◆ **ROWS**:
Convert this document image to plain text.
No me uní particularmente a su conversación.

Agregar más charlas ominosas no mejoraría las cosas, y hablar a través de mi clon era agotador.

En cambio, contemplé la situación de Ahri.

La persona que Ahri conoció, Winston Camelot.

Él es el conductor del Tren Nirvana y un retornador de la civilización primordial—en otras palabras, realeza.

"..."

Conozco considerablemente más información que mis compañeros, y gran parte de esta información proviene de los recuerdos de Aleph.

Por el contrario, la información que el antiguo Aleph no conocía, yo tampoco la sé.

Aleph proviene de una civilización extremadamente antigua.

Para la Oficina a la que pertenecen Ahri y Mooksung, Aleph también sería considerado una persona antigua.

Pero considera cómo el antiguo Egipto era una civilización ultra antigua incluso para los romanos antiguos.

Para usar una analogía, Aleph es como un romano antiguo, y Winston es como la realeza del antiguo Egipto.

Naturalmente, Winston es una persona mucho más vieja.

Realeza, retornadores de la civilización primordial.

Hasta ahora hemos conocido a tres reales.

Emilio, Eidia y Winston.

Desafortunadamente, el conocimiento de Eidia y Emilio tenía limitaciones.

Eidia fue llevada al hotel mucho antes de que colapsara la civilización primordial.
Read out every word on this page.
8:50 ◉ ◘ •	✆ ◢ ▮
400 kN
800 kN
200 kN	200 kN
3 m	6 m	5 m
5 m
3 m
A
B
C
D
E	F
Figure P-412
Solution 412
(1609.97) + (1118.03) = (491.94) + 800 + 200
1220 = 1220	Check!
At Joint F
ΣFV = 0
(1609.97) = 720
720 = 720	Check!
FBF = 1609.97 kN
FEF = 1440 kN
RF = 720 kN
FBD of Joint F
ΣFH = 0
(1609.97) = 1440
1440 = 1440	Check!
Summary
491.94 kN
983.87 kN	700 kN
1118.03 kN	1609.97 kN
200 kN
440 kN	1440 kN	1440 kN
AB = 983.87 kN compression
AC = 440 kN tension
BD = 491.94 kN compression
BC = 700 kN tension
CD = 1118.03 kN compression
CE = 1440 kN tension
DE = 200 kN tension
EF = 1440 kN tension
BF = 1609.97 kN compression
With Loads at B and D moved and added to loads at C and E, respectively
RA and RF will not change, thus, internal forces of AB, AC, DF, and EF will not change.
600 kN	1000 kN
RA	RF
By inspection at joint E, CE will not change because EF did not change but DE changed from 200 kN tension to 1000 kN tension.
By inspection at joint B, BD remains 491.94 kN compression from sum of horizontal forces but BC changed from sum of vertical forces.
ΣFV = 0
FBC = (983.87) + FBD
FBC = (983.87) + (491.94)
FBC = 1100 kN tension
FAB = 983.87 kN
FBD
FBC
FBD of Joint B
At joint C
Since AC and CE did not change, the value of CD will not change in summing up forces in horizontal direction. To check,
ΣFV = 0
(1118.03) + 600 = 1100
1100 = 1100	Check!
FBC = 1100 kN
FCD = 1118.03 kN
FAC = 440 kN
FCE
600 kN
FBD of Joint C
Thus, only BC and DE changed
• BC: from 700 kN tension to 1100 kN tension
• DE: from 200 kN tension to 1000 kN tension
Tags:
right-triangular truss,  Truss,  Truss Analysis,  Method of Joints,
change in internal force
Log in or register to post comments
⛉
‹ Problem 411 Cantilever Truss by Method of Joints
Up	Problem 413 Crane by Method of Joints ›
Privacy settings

◆ **DO THIS**:
Repeat the records above exactly.

◆ **CORRECT ANSWER**:
Convert this document image to plain text.
No me uní particularmente a su conversación.

Agregar más charlas ominosas no mejoraría las cosas, y hablar a través de mi clon era agotador.

En cambio, contemplé la situación de Ahri.

La persona que Ahri conoció, Winston Camelot.

Él es el conductor del Tren Nirvana y un retornador de la civilización primordial—en otras palabras, realeza.

"..."

Conozco considerablemente más información que mis compañeros, y gran parte de esta información proviene de los recuerdos de Aleph.

Por el contrario, la información que el antiguo Aleph no conocía, yo tampoco la sé.

Aleph proviene de una civilización extremadamente antigua.

Para la Oficina a la que pertenecen Ahri y Mooksung, Aleph también sería considerado una persona antigua.

Pero considera cómo el antiguo Egipto era una civilización ultra antigua incluso para los romanos antiguos.

Para usar una analogía, Aleph es como un romano antiguo, y Winston es como la realeza del antiguo Egipto.

Naturalmente, Winston es una persona mucho más vieja.

Realeza, retornadores de la civilización primordial.

Hasta ahora hemos conocido a tres reales.

Emilio, Eidia y Winston.

Desafortunadamente, el conocimiento de Eidia y Emilio tenía limitaciones.

Eidia fue llevada al hotel mucho antes de que colapsara la civilización primordial.
Read out every word on this page.
8:50 ◉ ◘ •	✆ ◢ ▮
400 kN
800 kN
200 kN	200 kN
3 m	6 m	5 m
5 m
3 m
A
B
C
D
E	F
Figure P-412
Solution 412
(1609.97) + (1118.03) = (491.94) + 800 + 200
1220 = 1220	Check!
At Joint F
ΣFV = 0
(1609.97) = 720
720 = 720	Check!
FBF = 1609.97 kN
FEF = 1440 kN
RF = 720 kN
FBD of Joint F
ΣFH = 0
(1609.97) = 1440
1440 = 1440	Check!
Summary
491.94 kN
983.87 kN	700 kN
1118.03 kN	1609.97 kN
200 kN
440 kN	1440 kN	1440 kN
AB = 983.87 kN compression
AC = 440 kN tension
BD = 491.94 kN compression
BC = 700 kN tension
CD = 1118.03 kN compression
CE = 1440 kN tension
DE = 200 kN tension
EF = 1440 kN tension
BF = 1609.97 kN compression
With Loads at B and D moved and added to loads at C and E, respectively
RA and RF will not change, thus, internal forces of AB, AC, DF, and EF will not change.
600 kN	1000 kN
RA	RF
By inspection at joint E, CE will not change because EF did not change but DE changed from 200 kN tension to 1000 kN tension.
By inspection at joint B, BD remains 491.94 kN compression from sum of horizontal forces but BC changed from sum of vertical forces.
ΣFV = 0
FBC = (983.87) + FBD
FBC = (983.87) + (491.94)
FBC = 1100 kN tension
FAB = 983.87 kN
FBD
FBC
FBD of Joint B
At joint C
Since AC and CE did not change, the value of CD will not change in summing up forces in horizontal direction. To check,
ΣFV = 0
(1118.03) + 600 = 1100
1100 = 1100	Check!
FBC = 1100 kN
FCD = 1118.03 kN
FAC = 440 kN
FCE
600 kN
FBD of Joint C
Thus, only BC and DE changed
• BC: from 700 kN tension to 1100 kN tension
• DE: from 200 kN tension to 1000 kN tension
Tags:
right-triangular truss,  Truss,  Truss Analysis,  Method of Joints,
change in internal force
Log in or register to post comments
⛉
‹ Problem 411 Cantilever Truss by Method of Joints
Up	Problem 413 Crane by Method of Joints ›
Privacy settings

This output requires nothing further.